> [Written instruction] Write every entry out again exactly, please, and skip the pictures.

Records excerpted from a collection
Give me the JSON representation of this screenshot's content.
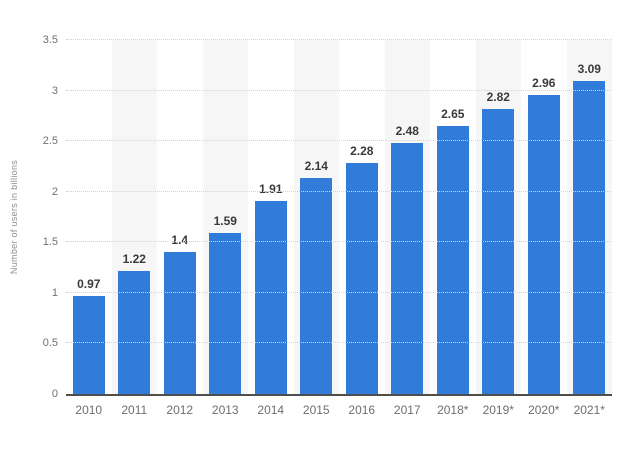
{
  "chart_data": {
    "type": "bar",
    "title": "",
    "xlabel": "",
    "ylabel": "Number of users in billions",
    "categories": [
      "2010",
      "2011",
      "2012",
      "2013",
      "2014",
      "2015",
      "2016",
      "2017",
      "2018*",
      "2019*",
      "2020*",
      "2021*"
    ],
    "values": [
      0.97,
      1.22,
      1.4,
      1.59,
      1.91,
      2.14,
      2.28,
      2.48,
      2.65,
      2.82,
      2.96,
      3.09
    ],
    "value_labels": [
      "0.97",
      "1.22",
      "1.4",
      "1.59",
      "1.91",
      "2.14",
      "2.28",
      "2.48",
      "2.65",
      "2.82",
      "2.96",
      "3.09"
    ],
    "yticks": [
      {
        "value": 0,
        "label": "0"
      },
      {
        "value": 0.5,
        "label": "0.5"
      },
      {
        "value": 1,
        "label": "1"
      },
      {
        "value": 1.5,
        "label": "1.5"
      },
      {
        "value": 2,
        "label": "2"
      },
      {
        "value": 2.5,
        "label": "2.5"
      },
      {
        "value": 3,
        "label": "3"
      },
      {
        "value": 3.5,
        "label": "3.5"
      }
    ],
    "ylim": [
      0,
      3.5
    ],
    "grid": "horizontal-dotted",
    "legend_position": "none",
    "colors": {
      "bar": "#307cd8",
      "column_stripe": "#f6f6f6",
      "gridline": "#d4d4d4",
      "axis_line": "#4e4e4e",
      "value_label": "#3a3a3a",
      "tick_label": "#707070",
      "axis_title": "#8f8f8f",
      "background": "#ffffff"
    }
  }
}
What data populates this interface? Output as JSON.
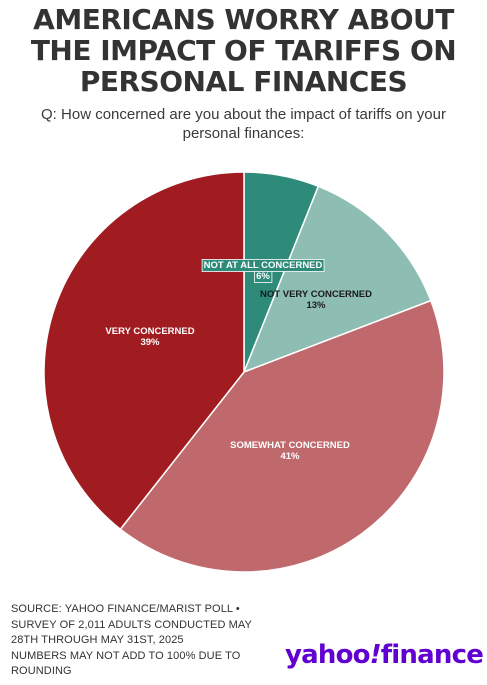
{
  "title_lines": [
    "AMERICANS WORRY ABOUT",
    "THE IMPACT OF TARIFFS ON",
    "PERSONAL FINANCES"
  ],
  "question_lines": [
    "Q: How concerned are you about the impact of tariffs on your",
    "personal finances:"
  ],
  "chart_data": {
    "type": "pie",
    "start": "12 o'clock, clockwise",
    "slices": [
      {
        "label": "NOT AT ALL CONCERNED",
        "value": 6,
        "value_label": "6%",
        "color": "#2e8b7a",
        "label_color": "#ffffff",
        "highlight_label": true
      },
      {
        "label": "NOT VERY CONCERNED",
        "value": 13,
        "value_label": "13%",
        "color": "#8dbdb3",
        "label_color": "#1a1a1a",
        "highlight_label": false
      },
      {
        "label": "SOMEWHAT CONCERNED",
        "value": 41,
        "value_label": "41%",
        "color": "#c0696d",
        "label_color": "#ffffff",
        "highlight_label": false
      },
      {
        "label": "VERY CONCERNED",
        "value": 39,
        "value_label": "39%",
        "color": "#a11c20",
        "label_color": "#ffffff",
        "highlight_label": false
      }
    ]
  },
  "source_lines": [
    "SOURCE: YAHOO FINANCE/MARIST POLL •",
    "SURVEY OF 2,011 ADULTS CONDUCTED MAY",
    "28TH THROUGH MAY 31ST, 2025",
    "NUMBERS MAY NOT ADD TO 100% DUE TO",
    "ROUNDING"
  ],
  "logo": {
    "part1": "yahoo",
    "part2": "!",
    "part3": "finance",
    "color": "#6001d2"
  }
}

> [Result]
Give me the JSON representation of this screenshot's content.
{
  "chart_data": {
    "type": "bar",
    "title": "",
    "xlabel": "",
    "ylabel": "Number of users in billions",
    "categories": [
      "2010",
      "2011",
      "2012",
      "2013",
      "2014",
      "2015",
      "2016",
      "2017",
      "2018*",
      "2019*",
      "2020*",
      "2021*"
    ],
    "values": [
      0.97,
      1.22,
      1.4,
      1.59,
      1.91,
      2.14,
      2.28,
      2.48,
      2.65,
      2.82,
      2.96,
      3.09
    ],
    "value_labels": [
      "0.97",
      "1.22",
      "1.4",
      "1.59",
      "1.91",
      "2.14",
      "2.28",
      "2.48",
      "2.65",
      "2.82",
      "2.96",
      "3.09"
    ],
    "yticks": [
      {
        "value": 0,
        "label": "0"
      },
      {
        "value": 0.5,
        "label": "0.5"
      },
      {
        "value": 1,
        "label": "1"
      },
      {
        "value": 1.5,
        "label": "1.5"
      },
      {
        "value": 2,
        "label": "2"
      },
      {
        "value": 2.5,
        "label": "2.5"
      },
      {
        "value": 3,
        "label": "3"
      },
      {
        "value": 3.5,
        "label": "3.5"
      }
    ],
    "ylim": [
      0,
      3.5
    ],
    "grid": "horizontal-dotted",
    "legend_position": "none",
    "colors": {
      "bar": "#307cd8",
      "column_stripe": "#f6f6f6",
      "gridline": "#d4d4d4",
      "axis_line": "#4e4e4e",
      "value_label": "#3a3a3a",
      "tick_label": "#707070",
      "axis_title": "#8f8f8f",
      "background": "#ffffff"
    }
  }
}
What data populates this interface? Output as JSON.
{
  "title_lines": [
    "AMERICANS WORRY ABOUT",
    "THE IMPACT OF TARIFFS ON",
    "PERSONAL FINANCES"
  ],
  "question_lines": [
    "Q: How concerned are you about the impact of tariffs on your",
    "personal finances:"
  ],
  "chart_data": {
    "type": "pie",
    "start": "12 o'clock, clockwise",
    "slices": [
      {
        "label": "NOT AT ALL CONCERNED",
        "value": 6,
        "value_label": "6%",
        "color": "#2e8b7a",
        "label_color": "#ffffff",
        "highlight_label": true
      },
      {
        "label": "NOT VERY CONCERNED",
        "value": 13,
        "value_label": "13%",
        "color": "#8dbdb3",
        "label_color": "#1a1a1a",
        "highlight_label": false
      },
      {
        "label": "SOMEWHAT CONCERNED",
        "value": 41,
        "value_label": "41%",
        "color": "#c0696d",
        "label_color": "#ffffff",
        "highlight_label": false
      },
      {
        "label": "VERY CONCERNED",
        "value": 39,
        "value_label": "39%",
        "color": "#a11c20",
        "label_color": "#ffffff",
        "highlight_label": false
      }
    ]
  },
  "source_lines": [
    "SOURCE: YAHOO FINANCE/MARIST POLL •",
    "SURVEY OF 2,011 ADULTS CONDUCTED MAY",
    "28TH THROUGH MAY 31ST, 2025",
    "NUMBERS MAY NOT ADD TO 100% DUE TO",
    "ROUNDING"
  ],
  "logo": {
    "part1": "yahoo",
    "part2": "!",
    "part3": "finance",
    "color": "#6001d2"
  }
}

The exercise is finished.